Stored items:

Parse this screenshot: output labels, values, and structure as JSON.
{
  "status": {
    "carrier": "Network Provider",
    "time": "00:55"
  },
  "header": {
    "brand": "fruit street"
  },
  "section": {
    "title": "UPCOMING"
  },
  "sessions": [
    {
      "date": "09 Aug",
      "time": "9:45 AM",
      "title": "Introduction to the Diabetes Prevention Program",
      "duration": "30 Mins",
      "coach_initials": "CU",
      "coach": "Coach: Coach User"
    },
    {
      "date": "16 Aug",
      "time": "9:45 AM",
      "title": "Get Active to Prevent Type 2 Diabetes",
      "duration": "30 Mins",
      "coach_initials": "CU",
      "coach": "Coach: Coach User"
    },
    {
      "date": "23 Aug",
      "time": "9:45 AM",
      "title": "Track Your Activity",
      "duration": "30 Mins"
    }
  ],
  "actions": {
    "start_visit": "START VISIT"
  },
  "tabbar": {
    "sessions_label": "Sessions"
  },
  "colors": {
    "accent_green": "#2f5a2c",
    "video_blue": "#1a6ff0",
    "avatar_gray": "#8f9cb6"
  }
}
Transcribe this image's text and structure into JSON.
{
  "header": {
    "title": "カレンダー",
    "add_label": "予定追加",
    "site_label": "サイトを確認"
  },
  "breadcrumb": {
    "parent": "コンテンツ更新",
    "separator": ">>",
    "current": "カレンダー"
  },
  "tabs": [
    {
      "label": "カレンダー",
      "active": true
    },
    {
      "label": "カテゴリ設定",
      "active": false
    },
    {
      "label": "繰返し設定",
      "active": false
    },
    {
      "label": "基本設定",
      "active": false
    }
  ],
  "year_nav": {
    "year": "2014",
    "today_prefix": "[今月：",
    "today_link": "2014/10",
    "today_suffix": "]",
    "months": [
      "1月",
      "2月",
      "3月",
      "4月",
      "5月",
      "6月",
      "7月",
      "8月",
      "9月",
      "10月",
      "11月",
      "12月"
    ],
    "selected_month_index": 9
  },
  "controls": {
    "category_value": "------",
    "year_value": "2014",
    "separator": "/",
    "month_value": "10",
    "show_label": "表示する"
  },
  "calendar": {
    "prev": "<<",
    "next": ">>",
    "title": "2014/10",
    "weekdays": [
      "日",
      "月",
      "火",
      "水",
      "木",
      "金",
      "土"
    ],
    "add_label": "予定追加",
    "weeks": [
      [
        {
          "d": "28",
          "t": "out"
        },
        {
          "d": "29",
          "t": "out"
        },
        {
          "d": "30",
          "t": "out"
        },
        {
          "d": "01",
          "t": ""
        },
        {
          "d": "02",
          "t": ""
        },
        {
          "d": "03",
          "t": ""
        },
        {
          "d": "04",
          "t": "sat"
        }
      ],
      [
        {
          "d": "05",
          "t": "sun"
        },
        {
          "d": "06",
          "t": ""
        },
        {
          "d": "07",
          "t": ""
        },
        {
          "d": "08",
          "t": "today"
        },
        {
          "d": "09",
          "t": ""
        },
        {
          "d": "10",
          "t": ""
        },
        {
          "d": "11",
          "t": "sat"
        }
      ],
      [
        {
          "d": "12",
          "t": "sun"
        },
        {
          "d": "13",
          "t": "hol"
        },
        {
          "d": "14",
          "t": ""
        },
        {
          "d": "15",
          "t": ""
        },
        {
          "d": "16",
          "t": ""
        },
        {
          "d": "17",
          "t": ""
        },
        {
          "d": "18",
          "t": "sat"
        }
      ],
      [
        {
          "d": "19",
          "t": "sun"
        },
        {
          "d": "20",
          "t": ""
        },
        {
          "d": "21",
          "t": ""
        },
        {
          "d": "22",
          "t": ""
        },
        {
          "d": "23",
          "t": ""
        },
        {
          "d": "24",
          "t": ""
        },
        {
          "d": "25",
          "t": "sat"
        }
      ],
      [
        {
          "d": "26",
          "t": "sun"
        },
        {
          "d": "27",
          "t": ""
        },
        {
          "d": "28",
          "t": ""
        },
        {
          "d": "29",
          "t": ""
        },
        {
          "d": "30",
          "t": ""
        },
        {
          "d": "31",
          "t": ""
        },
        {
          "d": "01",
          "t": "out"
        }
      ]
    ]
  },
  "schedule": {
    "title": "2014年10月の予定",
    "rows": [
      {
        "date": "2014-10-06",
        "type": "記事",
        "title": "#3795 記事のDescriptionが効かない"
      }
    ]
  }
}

**Exercise brief**: Output the full listing exactly as it stands.

**Result of this task**:
Parse this screenshot: output labels, values, and structure as JSON.
{
  "status": {
    "carrier": "Network Provider",
    "time": "00:55"
  },
  "header": {
    "brand": "fruit street"
  },
  "section": {
    "title": "UPCOMING"
  },
  "sessions": [
    {
      "date": "09 Aug",
      "time": "9:45 AM",
      "title": "Introduction to the Diabetes Prevention Program",
      "duration": "30 Mins",
      "coach_initials": "CU",
      "coach": "Coach: Coach User"
    },
    {
      "date": "16 Aug",
      "time": "9:45 AM",
      "title": "Get Active to Prevent Type 2 Diabetes",
      "duration": "30 Mins",
      "coach_initials": "CU",
      "coach": "Coach: Coach User"
    },
    {
      "date": "23 Aug",
      "time": "9:45 AM",
      "title": "Track Your Activity",
      "duration": "30 Mins"
    }
  ],
  "actions": {
    "start_visit": "START VISIT"
  },
  "tabbar": {
    "sessions_label": "Sessions"
  },
  "colors": {
    "accent_green": "#2f5a2c",
    "video_blue": "#1a6ff0",
    "avatar_gray": "#8f9cb6"
  }
}
Transcribe this image's text and structure into JSON.
{
  "header": {
    "title": "カレンダー",
    "add_label": "予定追加",
    "site_label": "サイトを確認"
  },
  "breadcrumb": {
    "parent": "コンテンツ更新",
    "separator": ">>",
    "current": "カレンダー"
  },
  "tabs": [
    {
      "label": "カレンダー",
      "active": true
    },
    {
      "label": "カテゴリ設定",
      "active": false
    },
    {
      "label": "繰返し設定",
      "active": false
    },
    {
      "label": "基本設定",
      "active": false
    }
  ],
  "year_nav": {
    "year": "2014",
    "today_prefix": "[今月：",
    "today_link": "2014/10",
    "today_suffix": "]",
    "months": [
      "1月",
      "2月",
      "3月",
      "4月",
      "5月",
      "6月",
      "7月",
      "8月",
      "9月",
      "10月",
      "11月",
      "12月"
    ],
    "selected_month_index": 9
  },
  "controls": {
    "category_value": "------",
    "year_value": "2014",
    "separator": "/",
    "month_value": "10",
    "show_label": "表示する"
  },
  "calendar": {
    "prev": "<<",
    "next": ">>",
    "title": "2014/10",
    "weekdays": [
      "日",
      "月",
      "火",
      "水",
      "木",
      "金",
      "土"
    ],
    "add_label": "予定追加",
    "weeks": [
      [
        {
          "d": "28",
          "t": "out"
        },
        {
          "d": "29",
          "t": "out"
        },
        {
          "d": "30",
          "t": "out"
        },
        {
          "d": "01",
          "t": ""
        },
        {
          "d": "02",
          "t": ""
        },
        {
          "d": "03",
          "t": ""
        },
        {
          "d": "04",
          "t": "sat"
        }
      ],
      [
        {
          "d": "05",
          "t": "sun"
        },
        {
          "d": "06",
          "t": ""
        },
        {
          "d": "07",
          "t": ""
        },
        {
          "d": "08",
          "t": "today"
        },
        {
          "d": "09",
          "t": ""
        },
        {
          "d": "10",
          "t": ""
        },
        {
          "d": "11",
          "t": "sat"
        }
      ],
      [
        {
          "d": "12",
          "t": "sun"
        },
        {
          "d": "13",
          "t": "hol"
        },
        {
          "d": "14",
          "t": ""
        },
        {
          "d": "15",
          "t": ""
        },
        {
          "d": "16",
          "t": ""
        },
        {
          "d": "17",
          "t": ""
        },
        {
          "d": "18",
          "t": "sat"
        }
      ],
      [
        {
          "d": "19",
          "t": "sun"
        },
        {
          "d": "20",
          "t": ""
        },
        {
          "d": "21",
          "t": ""
        },
        {
          "d": "22",
          "t": ""
        },
        {
          "d": "23",
          "t": ""
        },
        {
          "d": "24",
          "t": ""
        },
        {
          "d": "25",
          "t": "sat"
        }
      ],
      [
        {
          "d": "26",
          "t": "sun"
        },
        {
          "d": "27",
          "t": ""
        },
        {
          "d": "28",
          "t": ""
        },
        {
          "d": "29",
          "t": ""
        },
        {
          "d": "30",
          "t": ""
        },
        {
          "d": "31",
          "t": ""
        },
        {
          "d": "01",
          "t": "out"
        }
      ]
    ]
  },
  "schedule": {
    "title": "2014年10月の予定",
    "rows": [
      {
        "date": "2014-10-06",
        "type": "記事",
        "title": "#3795 記事のDescriptionが効かない"
      }
    ]
  }
}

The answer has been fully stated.